(Dataset items)
******************************
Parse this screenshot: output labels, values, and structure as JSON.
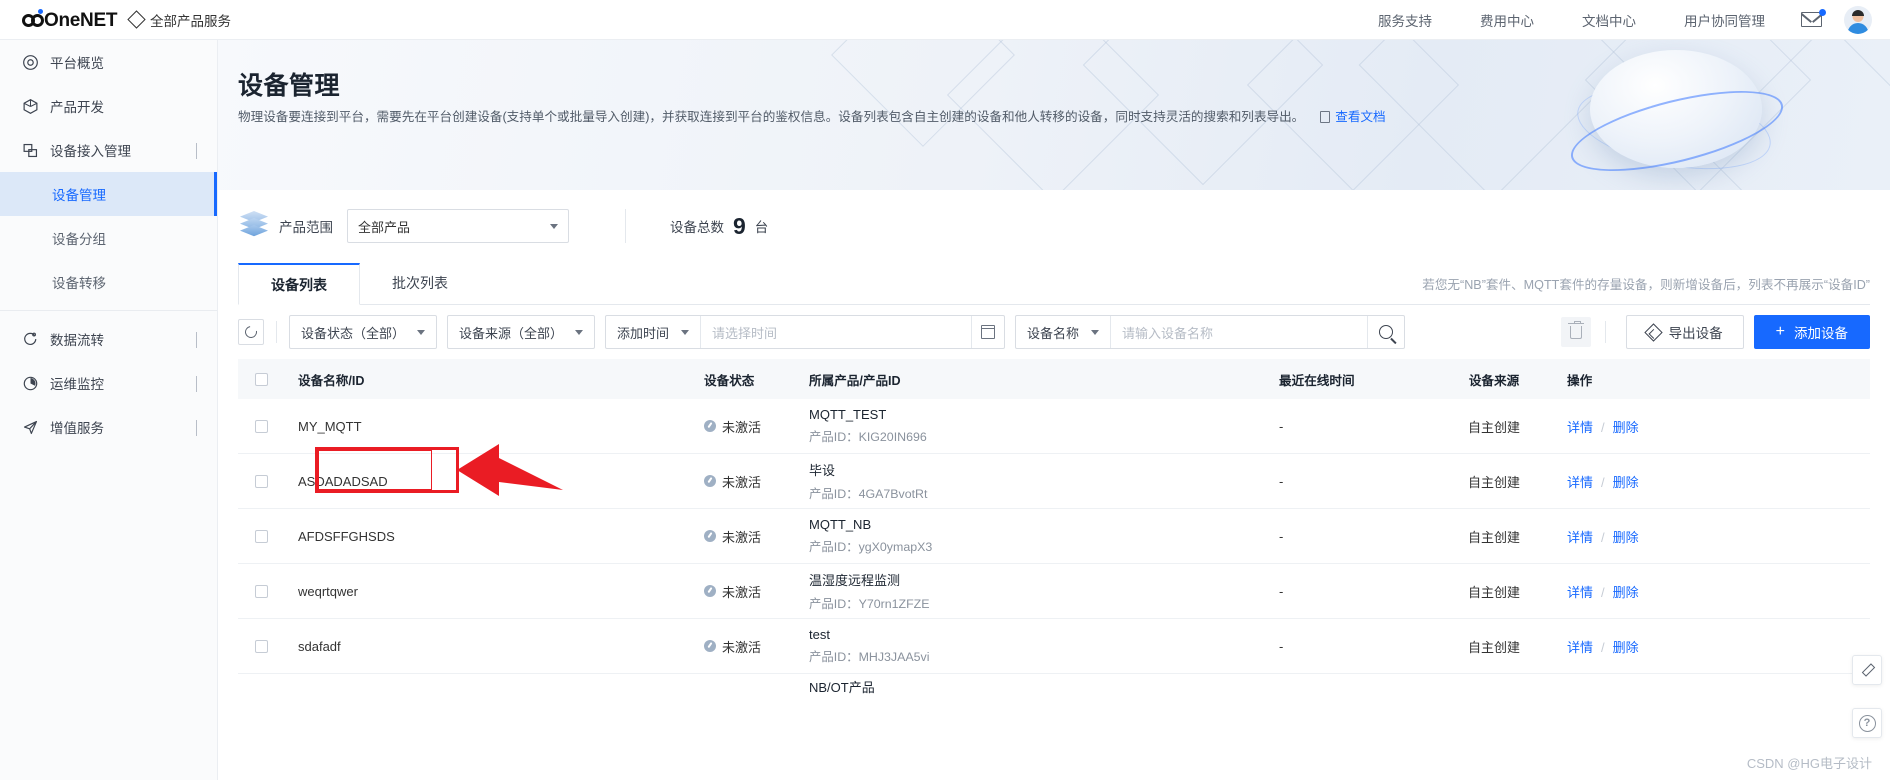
{
  "topbar": {
    "brand": "OneNET",
    "all_products": "全部产品服务",
    "links": [
      "服务支持",
      "费用中心",
      "文档中心",
      "用户协同管理"
    ],
    "mail_icon": "mail-icon",
    "avatar": "user-avatar"
  },
  "sidebar": {
    "items": [
      {
        "label": "平台概览",
        "icon": "dashboard-icon",
        "expandable": false
      },
      {
        "label": "产品开发",
        "icon": "cube-icon",
        "expandable": false
      },
      {
        "label": "设备接入管理",
        "icon": "device-icon",
        "expandable": true,
        "expanded": true
      },
      {
        "label": "数据流转",
        "icon": "flow-icon",
        "expandable": true,
        "expanded": false
      },
      {
        "label": "运维监控",
        "icon": "monitor-icon",
        "expandable": true,
        "expanded": false
      },
      {
        "label": "增值服务",
        "icon": "send-icon",
        "expandable": true,
        "expanded": false
      }
    ],
    "sub_items": [
      {
        "label": "设备管理",
        "active": true
      },
      {
        "label": "设备分组",
        "active": false
      },
      {
        "label": "设备转移",
        "active": false
      }
    ]
  },
  "banner": {
    "title": "设备管理",
    "description": "物理设备要连接到平台，需要先在平台创建设备(支持单个或批量导入创建)，并获取连接到平台的鉴权信息。设备列表包含自主创建的设备和他人转移的设备，同时支持灵活的搜索和列表导出。",
    "doc_link": "查看文档"
  },
  "filter": {
    "scope_label": "产品范围",
    "scope_value": "全部产品",
    "total_label": "设备总数",
    "total_count": "9",
    "total_unit": "台"
  },
  "tabs": {
    "items": [
      {
        "label": "设备列表",
        "active": true
      },
      {
        "label": "批次列表",
        "active": false
      }
    ],
    "note": "若您无“NB”套件、MQTT套件的存量设备，则新增设备后，列表不再展示“设备ID”"
  },
  "toolbar": {
    "refresh_icon": "refresh-icon",
    "status_filter": "设备状态（全部）",
    "source_filter": "设备来源（全部）",
    "time_filter": "添加时间",
    "time_placeholder": "请选择时间",
    "calendar_icon": "calendar-icon",
    "name_filter": "设备名称",
    "name_placeholder": "请输入设备名称",
    "search_icon": "search-icon",
    "delete_icon": "trash-icon",
    "export_label": "导出设备",
    "add_label": "添加设备"
  },
  "table": {
    "columns": [
      "设备名称/ID",
      "设备状态",
      "所属产品/产品ID",
      "最近在线时间",
      "设备来源",
      "操作"
    ],
    "product_id_prefix": "产品ID：",
    "action_detail": "详情",
    "action_delete": "删除",
    "rows": [
      {
        "name": "MY_MQTT",
        "status": "未激活",
        "product": "MQTT_TEST",
        "product_id": "KIG20IN696",
        "last_online": "-",
        "source": "自主创建"
      },
      {
        "name": "ASDADADSAD",
        "status": "未激活",
        "product": "毕设",
        "product_id": "4GA7BvotRt",
        "last_online": "-",
        "source": "自主创建"
      },
      {
        "name": "AFDSFFGHSDS",
        "status": "未激活",
        "product": "MQTT_NB",
        "product_id": "ygX0ymapX3",
        "last_online": "-",
        "source": "自主创建"
      },
      {
        "name": "weqrtqwer",
        "status": "未激活",
        "product": "温湿度远程监测",
        "product_id": "Y70rn1ZFZE",
        "last_online": "-",
        "source": "自主创建"
      },
      {
        "name": "sdafadf",
        "status": "未激活",
        "product": "test",
        "product_id": "MHJ3JAA5vi",
        "last_online": "-",
        "source": "自主创建"
      }
    ]
  },
  "annotation": {
    "highlight_color": "#ea1c24",
    "highlight_target": "MY_MQTT"
  },
  "float_buttons": [
    {
      "icon": "edit-icon"
    },
    {
      "icon": "help-icon",
      "glyph": "?"
    }
  ],
  "watermark": "CSDN @HG电子设计"
}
******************************
The records above must be echoed exactly, minus their pictures.

Parse this screenshot: output labels, values, and structure as JSON.
{
  "topbar": {
    "brand": "OneNET",
    "all_products": "全部产品服务",
    "links": [
      "服务支持",
      "费用中心",
      "文档中心",
      "用户协同管理"
    ],
    "mail_icon": "mail-icon",
    "avatar": "user-avatar"
  },
  "sidebar": {
    "items": [
      {
        "label": "平台概览",
        "icon": "dashboard-icon",
        "expandable": false
      },
      {
        "label": "产品开发",
        "icon": "cube-icon",
        "expandable": false
      },
      {
        "label": "设备接入管理",
        "icon": "device-icon",
        "expandable": true,
        "expanded": true
      },
      {
        "label": "数据流转",
        "icon": "flow-icon",
        "expandable": true,
        "expanded": false
      },
      {
        "label": "运维监控",
        "icon": "monitor-icon",
        "expandable": true,
        "expanded": false
      },
      {
        "label": "增值服务",
        "icon": "send-icon",
        "expandable": true,
        "expanded": false
      }
    ],
    "sub_items": [
      {
        "label": "设备管理",
        "active": true
      },
      {
        "label": "设备分组",
        "active": false
      },
      {
        "label": "设备转移",
        "active": false
      }
    ]
  },
  "banner": {
    "title": "设备管理",
    "description": "物理设备要连接到平台，需要先在平台创建设备(支持单个或批量导入创建)，并获取连接到平台的鉴权信息。设备列表包含自主创建的设备和他人转移的设备，同时支持灵活的搜索和列表导出。",
    "doc_link": "查看文档"
  },
  "filter": {
    "scope_label": "产品范围",
    "scope_value": "全部产品",
    "total_label": "设备总数",
    "total_count": "9",
    "total_unit": "台"
  },
  "tabs": {
    "items": [
      {
        "label": "设备列表",
        "active": true
      },
      {
        "label": "批次列表",
        "active": false
      }
    ],
    "note": "若您无“NB”套件、MQTT套件的存量设备，则新增设备后，列表不再展示“设备ID”"
  },
  "toolbar": {
    "refresh_icon": "refresh-icon",
    "status_filter": "设备状态（全部）",
    "source_filter": "设备来源（全部）",
    "time_filter": "添加时间",
    "time_placeholder": "请选择时间",
    "calendar_icon": "calendar-icon",
    "name_filter": "设备名称",
    "name_placeholder": "请输入设备名称",
    "search_icon": "search-icon",
    "delete_icon": "trash-icon",
    "export_label": "导出设备",
    "add_label": "添加设备"
  },
  "table": {
    "columns": [
      "设备名称/ID",
      "设备状态",
      "所属产品/产品ID",
      "最近在线时间",
      "设备来源",
      "操作"
    ],
    "product_id_prefix": "产品ID：",
    "action_detail": "详情",
    "action_delete": "删除",
    "rows": [
      {
        "name": "MY_MQTT",
        "status": "未激活",
        "product": "MQTT_TEST",
        "product_id": "KIG20IN696",
        "last_online": "-",
        "source": "自主创建"
      },
      {
        "name": "ASDADADSAD",
        "status": "未激活",
        "product": "毕设",
        "product_id": "4GA7BvotRt",
        "last_online": "-",
        "source": "自主创建"
      },
      {
        "name": "AFDSFFGHSDS",
        "status": "未激活",
        "product": "MQTT_NB",
        "product_id": "ygX0ymapX3",
        "last_online": "-",
        "source": "自主创建"
      },
      {
        "name": "weqrtqwer",
        "status": "未激活",
        "product": "温湿度远程监测",
        "product_id": "Y70rn1ZFZE",
        "last_online": "-",
        "source": "自主创建"
      },
      {
        "name": "sdafadf",
        "status": "未激活",
        "product": "test",
        "product_id": "MHJ3JAA5vi",
        "last_online": "-",
        "source": "自主创建"
      }
    ]
  },
  "annotation": {
    "highlight_color": "#ea1c24",
    "highlight_target": "MY_MQTT"
  },
  "float_buttons": [
    {
      "icon": "edit-icon"
    },
    {
      "icon": "help-icon",
      "glyph": "?"
    }
  ],
  "watermark": "CSDN @HG电子设计"
}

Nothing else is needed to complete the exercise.